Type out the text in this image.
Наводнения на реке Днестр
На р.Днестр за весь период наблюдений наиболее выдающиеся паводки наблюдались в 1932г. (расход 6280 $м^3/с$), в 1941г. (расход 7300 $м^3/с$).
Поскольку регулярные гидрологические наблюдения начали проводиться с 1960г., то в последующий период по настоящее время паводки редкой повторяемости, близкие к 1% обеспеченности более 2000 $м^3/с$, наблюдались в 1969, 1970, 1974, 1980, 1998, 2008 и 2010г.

* * *

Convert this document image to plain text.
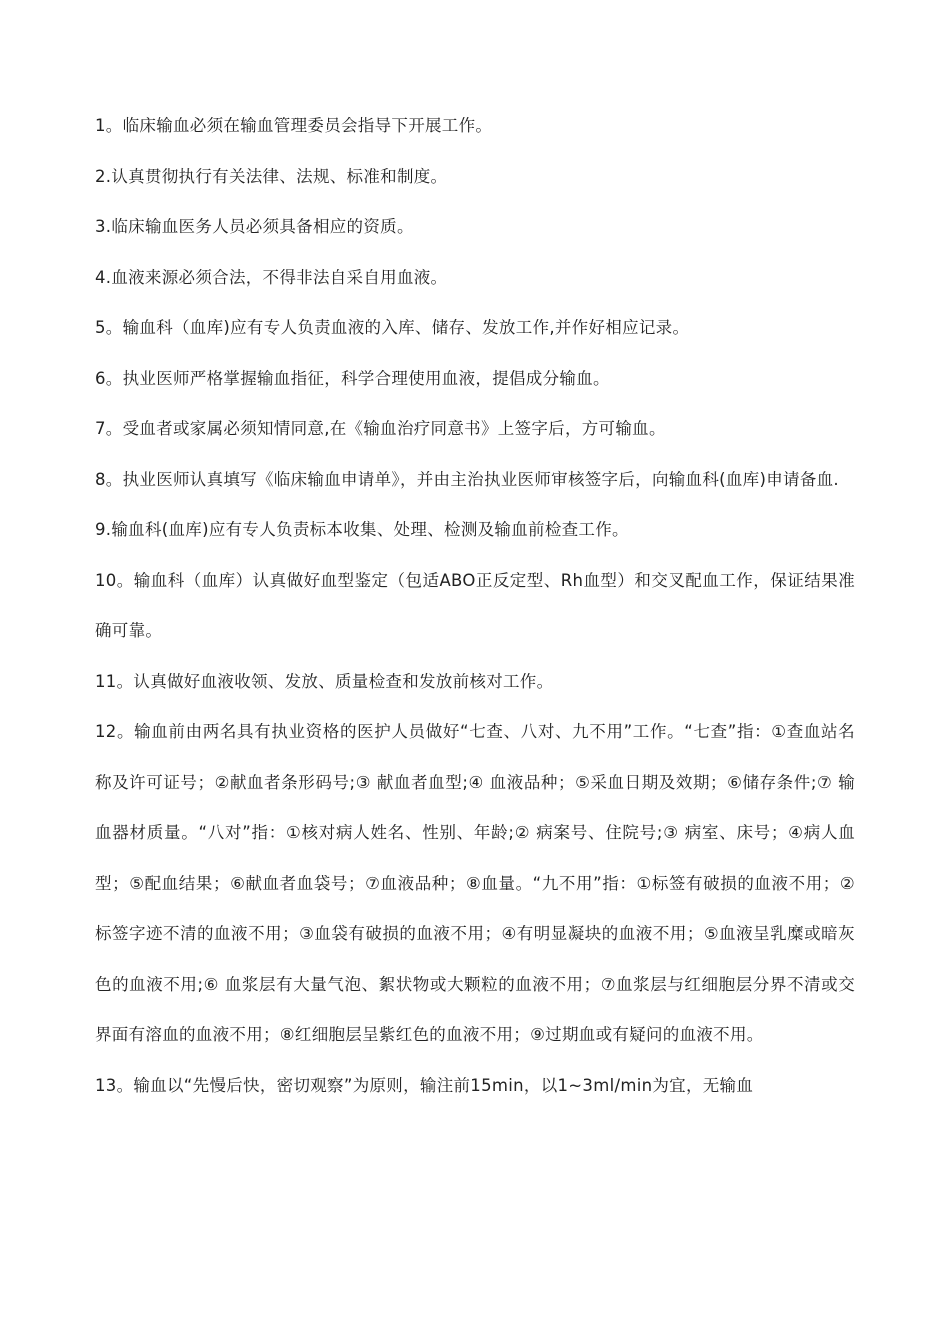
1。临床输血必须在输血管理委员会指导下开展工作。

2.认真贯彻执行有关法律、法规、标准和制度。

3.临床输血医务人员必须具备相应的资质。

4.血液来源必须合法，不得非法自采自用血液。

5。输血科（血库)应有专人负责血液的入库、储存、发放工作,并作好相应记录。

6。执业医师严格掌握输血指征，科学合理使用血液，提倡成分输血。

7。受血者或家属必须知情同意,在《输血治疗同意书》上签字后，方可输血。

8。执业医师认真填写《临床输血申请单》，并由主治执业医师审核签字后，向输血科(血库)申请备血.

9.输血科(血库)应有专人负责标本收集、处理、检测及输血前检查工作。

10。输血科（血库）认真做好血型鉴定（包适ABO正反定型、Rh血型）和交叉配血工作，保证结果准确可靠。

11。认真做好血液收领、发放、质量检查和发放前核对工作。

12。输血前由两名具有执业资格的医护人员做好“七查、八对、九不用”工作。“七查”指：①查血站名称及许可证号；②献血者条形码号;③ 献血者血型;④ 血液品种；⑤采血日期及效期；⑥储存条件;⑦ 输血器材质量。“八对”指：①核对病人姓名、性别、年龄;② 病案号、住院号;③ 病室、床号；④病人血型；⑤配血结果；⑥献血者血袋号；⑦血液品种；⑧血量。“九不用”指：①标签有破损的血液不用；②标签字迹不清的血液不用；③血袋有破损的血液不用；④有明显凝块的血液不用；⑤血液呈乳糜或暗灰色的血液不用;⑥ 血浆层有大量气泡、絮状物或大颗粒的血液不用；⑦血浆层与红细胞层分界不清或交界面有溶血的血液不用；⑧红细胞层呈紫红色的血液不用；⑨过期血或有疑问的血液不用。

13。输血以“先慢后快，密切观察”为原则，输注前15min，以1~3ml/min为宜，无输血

**WRITTEN EXERCISE:** Copy all lines from the listing that contain "text".

**FINISHED ANSWER:**
Type out the text in this image.
Convert this document image to plain text.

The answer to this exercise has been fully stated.